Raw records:
◇ ◇ ◇ ◇
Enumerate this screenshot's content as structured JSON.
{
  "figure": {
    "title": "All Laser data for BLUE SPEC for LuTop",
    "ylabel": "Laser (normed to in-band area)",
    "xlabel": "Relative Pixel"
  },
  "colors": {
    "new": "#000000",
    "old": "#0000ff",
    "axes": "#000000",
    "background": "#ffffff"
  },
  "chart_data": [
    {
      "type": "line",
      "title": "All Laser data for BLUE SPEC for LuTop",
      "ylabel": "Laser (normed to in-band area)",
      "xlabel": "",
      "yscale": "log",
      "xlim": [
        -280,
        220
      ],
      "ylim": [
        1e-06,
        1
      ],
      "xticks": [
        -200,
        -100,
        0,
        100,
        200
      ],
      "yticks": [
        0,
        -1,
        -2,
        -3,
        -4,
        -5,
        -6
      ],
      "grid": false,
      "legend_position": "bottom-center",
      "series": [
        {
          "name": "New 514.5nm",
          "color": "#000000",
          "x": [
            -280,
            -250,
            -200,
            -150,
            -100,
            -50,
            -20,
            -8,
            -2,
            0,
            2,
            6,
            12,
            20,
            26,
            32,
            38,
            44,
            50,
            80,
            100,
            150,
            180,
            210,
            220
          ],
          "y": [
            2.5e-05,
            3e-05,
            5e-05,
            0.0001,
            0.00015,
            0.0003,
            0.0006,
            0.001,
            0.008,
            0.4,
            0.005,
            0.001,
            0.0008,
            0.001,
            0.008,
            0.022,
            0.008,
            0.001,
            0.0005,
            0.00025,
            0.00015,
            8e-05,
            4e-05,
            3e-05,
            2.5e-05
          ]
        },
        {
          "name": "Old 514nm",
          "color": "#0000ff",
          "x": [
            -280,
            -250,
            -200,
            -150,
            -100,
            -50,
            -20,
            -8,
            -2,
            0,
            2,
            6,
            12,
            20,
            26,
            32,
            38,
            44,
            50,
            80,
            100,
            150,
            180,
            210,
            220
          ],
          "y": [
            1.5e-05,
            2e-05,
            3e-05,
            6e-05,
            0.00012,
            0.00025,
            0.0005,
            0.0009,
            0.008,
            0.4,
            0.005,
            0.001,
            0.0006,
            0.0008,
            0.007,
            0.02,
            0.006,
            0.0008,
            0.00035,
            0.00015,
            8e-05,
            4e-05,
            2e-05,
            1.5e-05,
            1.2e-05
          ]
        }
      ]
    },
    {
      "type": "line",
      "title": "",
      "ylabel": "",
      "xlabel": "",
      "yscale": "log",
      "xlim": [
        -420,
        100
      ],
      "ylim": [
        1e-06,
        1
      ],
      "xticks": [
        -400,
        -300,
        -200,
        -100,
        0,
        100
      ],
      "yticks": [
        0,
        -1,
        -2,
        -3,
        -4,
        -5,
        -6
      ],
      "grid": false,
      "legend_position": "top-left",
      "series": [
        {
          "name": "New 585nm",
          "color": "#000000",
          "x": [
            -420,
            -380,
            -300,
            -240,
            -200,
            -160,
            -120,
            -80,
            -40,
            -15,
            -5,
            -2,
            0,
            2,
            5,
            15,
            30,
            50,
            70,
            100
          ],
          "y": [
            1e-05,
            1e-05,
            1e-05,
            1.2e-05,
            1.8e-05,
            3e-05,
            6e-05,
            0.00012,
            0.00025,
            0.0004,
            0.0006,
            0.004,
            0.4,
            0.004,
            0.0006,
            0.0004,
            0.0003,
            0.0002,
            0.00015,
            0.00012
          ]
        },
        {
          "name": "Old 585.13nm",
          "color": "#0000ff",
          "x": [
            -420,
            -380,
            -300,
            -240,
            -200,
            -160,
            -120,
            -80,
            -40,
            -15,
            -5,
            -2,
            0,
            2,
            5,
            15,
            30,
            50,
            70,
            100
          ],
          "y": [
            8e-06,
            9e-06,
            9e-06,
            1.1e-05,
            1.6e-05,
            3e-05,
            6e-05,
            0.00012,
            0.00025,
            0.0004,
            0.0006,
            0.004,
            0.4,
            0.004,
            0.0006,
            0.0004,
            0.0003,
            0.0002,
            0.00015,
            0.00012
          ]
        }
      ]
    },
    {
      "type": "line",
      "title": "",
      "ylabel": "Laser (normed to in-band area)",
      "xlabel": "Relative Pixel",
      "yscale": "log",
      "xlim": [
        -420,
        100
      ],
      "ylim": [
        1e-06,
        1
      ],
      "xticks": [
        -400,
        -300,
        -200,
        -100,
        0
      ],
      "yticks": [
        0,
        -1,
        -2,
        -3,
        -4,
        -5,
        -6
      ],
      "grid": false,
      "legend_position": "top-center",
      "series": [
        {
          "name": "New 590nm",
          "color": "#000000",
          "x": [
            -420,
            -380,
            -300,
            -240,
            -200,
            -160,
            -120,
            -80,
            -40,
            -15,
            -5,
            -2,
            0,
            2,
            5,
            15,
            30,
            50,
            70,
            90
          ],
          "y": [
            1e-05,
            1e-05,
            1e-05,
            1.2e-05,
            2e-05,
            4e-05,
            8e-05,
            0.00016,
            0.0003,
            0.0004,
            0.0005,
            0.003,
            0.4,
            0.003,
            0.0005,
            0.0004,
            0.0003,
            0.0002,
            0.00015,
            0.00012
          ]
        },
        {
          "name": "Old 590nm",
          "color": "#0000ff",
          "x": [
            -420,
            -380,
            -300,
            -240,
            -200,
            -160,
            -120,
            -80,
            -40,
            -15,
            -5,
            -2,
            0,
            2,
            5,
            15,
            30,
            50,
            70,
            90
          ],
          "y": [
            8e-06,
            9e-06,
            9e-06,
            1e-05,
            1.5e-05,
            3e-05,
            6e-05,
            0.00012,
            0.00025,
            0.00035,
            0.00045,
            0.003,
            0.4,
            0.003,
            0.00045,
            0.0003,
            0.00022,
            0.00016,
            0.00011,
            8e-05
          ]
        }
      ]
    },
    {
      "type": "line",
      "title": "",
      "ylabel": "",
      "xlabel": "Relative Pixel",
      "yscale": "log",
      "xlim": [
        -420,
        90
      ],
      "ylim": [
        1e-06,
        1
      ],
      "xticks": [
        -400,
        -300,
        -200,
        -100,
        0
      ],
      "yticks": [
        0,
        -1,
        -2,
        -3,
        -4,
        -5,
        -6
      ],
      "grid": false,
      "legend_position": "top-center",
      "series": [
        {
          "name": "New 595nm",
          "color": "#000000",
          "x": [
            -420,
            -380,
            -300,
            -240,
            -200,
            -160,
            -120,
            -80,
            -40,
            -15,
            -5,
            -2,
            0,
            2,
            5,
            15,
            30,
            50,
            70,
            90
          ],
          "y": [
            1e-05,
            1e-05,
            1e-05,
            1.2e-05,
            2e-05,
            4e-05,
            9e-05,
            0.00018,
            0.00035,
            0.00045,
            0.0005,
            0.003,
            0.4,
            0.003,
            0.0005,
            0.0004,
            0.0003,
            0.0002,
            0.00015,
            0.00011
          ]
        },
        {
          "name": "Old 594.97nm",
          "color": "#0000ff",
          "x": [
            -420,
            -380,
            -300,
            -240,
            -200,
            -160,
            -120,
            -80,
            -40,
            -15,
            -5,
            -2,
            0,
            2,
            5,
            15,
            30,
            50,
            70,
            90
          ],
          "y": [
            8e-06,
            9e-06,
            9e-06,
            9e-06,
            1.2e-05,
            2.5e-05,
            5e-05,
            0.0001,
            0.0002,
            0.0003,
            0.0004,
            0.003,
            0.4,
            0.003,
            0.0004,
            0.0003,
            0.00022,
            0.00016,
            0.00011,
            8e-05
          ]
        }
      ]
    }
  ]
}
◇ ◇ ◇ ◇
◆ Your goal
Give back all the data exactly as written.

◆ Result for this exercise
Enumerate this screenshot's content as structured JSON.
{
  "figure": {
    "title": "All Laser data for BLUE SPEC for LuTop",
    "ylabel": "Laser (normed to in-band area)",
    "xlabel": "Relative Pixel"
  },
  "colors": {
    "new": "#000000",
    "old": "#0000ff",
    "axes": "#000000",
    "background": "#ffffff"
  },
  "chart_data": [
    {
      "type": "line",
      "title": "All Laser data for BLUE SPEC for LuTop",
      "ylabel": "Laser (normed to in-band area)",
      "xlabel": "",
      "yscale": "log",
      "xlim": [
        -280,
        220
      ],
      "ylim": [
        1e-06,
        1
      ],
      "xticks": [
        -200,
        -100,
        0,
        100,
        200
      ],
      "yticks": [
        0,
        -1,
        -2,
        -3,
        -4,
        -5,
        -6
      ],
      "grid": false,
      "legend_position": "bottom-center",
      "series": [
        {
          "name": "New 514.5nm",
          "color": "#000000",
          "x": [
            -280,
            -250,
            -200,
            -150,
            -100,
            -50,
            -20,
            -8,
            -2,
            0,
            2,
            6,
            12,
            20,
            26,
            32,
            38,
            44,
            50,
            80,
            100,
            150,
            180,
            210,
            220
          ],
          "y": [
            2.5e-05,
            3e-05,
            5e-05,
            0.0001,
            0.00015,
            0.0003,
            0.0006,
            0.001,
            0.008,
            0.4,
            0.005,
            0.001,
            0.0008,
            0.001,
            0.008,
            0.022,
            0.008,
            0.001,
            0.0005,
            0.00025,
            0.00015,
            8e-05,
            4e-05,
            3e-05,
            2.5e-05
          ]
        },
        {
          "name": "Old 514nm",
          "color": "#0000ff",
          "x": [
            -280,
            -250,
            -200,
            -150,
            -100,
            -50,
            -20,
            -8,
            -2,
            0,
            2,
            6,
            12,
            20,
            26,
            32,
            38,
            44,
            50,
            80,
            100,
            150,
            180,
            210,
            220
          ],
          "y": [
            1.5e-05,
            2e-05,
            3e-05,
            6e-05,
            0.00012,
            0.00025,
            0.0005,
            0.0009,
            0.008,
            0.4,
            0.005,
            0.001,
            0.0006,
            0.0008,
            0.007,
            0.02,
            0.006,
            0.0008,
            0.00035,
            0.00015,
            8e-05,
            4e-05,
            2e-05,
            1.5e-05,
            1.2e-05
          ]
        }
      ]
    },
    {
      "type": "line",
      "title": "",
      "ylabel": "",
      "xlabel": "",
      "yscale": "log",
      "xlim": [
        -420,
        100
      ],
      "ylim": [
        1e-06,
        1
      ],
      "xticks": [
        -400,
        -300,
        -200,
        -100,
        0,
        100
      ],
      "yticks": [
        0,
        -1,
        -2,
        -3,
        -4,
        -5,
        -6
      ],
      "grid": false,
      "legend_position": "top-left",
      "series": [
        {
          "name": "New 585nm",
          "color": "#000000",
          "x": [
            -420,
            -380,
            -300,
            -240,
            -200,
            -160,
            -120,
            -80,
            -40,
            -15,
            -5,
            -2,
            0,
            2,
            5,
            15,
            30,
            50,
            70,
            100
          ],
          "y": [
            1e-05,
            1e-05,
            1e-05,
            1.2e-05,
            1.8e-05,
            3e-05,
            6e-05,
            0.00012,
            0.00025,
            0.0004,
            0.0006,
            0.004,
            0.4,
            0.004,
            0.0006,
            0.0004,
            0.0003,
            0.0002,
            0.00015,
            0.00012
          ]
        },
        {
          "name": "Old 585.13nm",
          "color": "#0000ff",
          "x": [
            -420,
            -380,
            -300,
            -240,
            -200,
            -160,
            -120,
            -80,
            -40,
            -15,
            -5,
            -2,
            0,
            2,
            5,
            15,
            30,
            50,
            70,
            100
          ],
          "y": [
            8e-06,
            9e-06,
            9e-06,
            1.1e-05,
            1.6e-05,
            3e-05,
            6e-05,
            0.00012,
            0.00025,
            0.0004,
            0.0006,
            0.004,
            0.4,
            0.004,
            0.0006,
            0.0004,
            0.0003,
            0.0002,
            0.00015,
            0.00012
          ]
        }
      ]
    },
    {
      "type": "line",
      "title": "",
      "ylabel": "Laser (normed to in-band area)",
      "xlabel": "Relative Pixel",
      "yscale": "log",
      "xlim": [
        -420,
        100
      ],
      "ylim": [
        1e-06,
        1
      ],
      "xticks": [
        -400,
        -300,
        -200,
        -100,
        0
      ],
      "yticks": [
        0,
        -1,
        -2,
        -3,
        -4,
        -5,
        -6
      ],
      "grid": false,
      "legend_position": "top-center",
      "series": [
        {
          "name": "New 590nm",
          "color": "#000000",
          "x": [
            -420,
            -380,
            -300,
            -240,
            -200,
            -160,
            -120,
            -80,
            -40,
            -15,
            -5,
            -2,
            0,
            2,
            5,
            15,
            30,
            50,
            70,
            90
          ],
          "y": [
            1e-05,
            1e-05,
            1e-05,
            1.2e-05,
            2e-05,
            4e-05,
            8e-05,
            0.00016,
            0.0003,
            0.0004,
            0.0005,
            0.003,
            0.4,
            0.003,
            0.0005,
            0.0004,
            0.0003,
            0.0002,
            0.00015,
            0.00012
          ]
        },
        {
          "name": "Old 590nm",
          "color": "#0000ff",
          "x": [
            -420,
            -380,
            -300,
            -240,
            -200,
            -160,
            -120,
            -80,
            -40,
            -15,
            -5,
            -2,
            0,
            2,
            5,
            15,
            30,
            50,
            70,
            90
          ],
          "y": [
            8e-06,
            9e-06,
            9e-06,
            1e-05,
            1.5e-05,
            3e-05,
            6e-05,
            0.00012,
            0.00025,
            0.00035,
            0.00045,
            0.003,
            0.4,
            0.003,
            0.00045,
            0.0003,
            0.00022,
            0.00016,
            0.00011,
            8e-05
          ]
        }
      ]
    },
    {
      "type": "line",
      "title": "",
      "ylabel": "",
      "xlabel": "Relative Pixel",
      "yscale": "log",
      "xlim": [
        -420,
        90
      ],
      "ylim": [
        1e-06,
        1
      ],
      "xticks": [
        -400,
        -300,
        -200,
        -100,
        0
      ],
      "yticks": [
        0,
        -1,
        -2,
        -3,
        -4,
        -5,
        -6
      ],
      "grid": false,
      "legend_position": "top-center",
      "series": [
        {
          "name": "New 595nm",
          "color": "#000000",
          "x": [
            -420,
            -380,
            -300,
            -240,
            -200,
            -160,
            -120,
            -80,
            -40,
            -15,
            -5,
            -2,
            0,
            2,
            5,
            15,
            30,
            50,
            70,
            90
          ],
          "y": [
            1e-05,
            1e-05,
            1e-05,
            1.2e-05,
            2e-05,
            4e-05,
            9e-05,
            0.00018,
            0.00035,
            0.00045,
            0.0005,
            0.003,
            0.4,
            0.003,
            0.0005,
            0.0004,
            0.0003,
            0.0002,
            0.00015,
            0.00011
          ]
        },
        {
          "name": "Old 594.97nm",
          "color": "#0000ff",
          "x": [
            -420,
            -380,
            -300,
            -240,
            -200,
            -160,
            -120,
            -80,
            -40,
            -15,
            -5,
            -2,
            0,
            2,
            5,
            15,
            30,
            50,
            70,
            90
          ],
          "y": [
            8e-06,
            9e-06,
            9e-06,
            9e-06,
            1.2e-05,
            2.5e-05,
            5e-05,
            0.0001,
            0.0002,
            0.0003,
            0.0004,
            0.003,
            0.4,
            0.003,
            0.0004,
            0.0003,
            0.00022,
            0.00016,
            0.00011,
            8e-05
          ]
        }
      ]
    }
  ]
}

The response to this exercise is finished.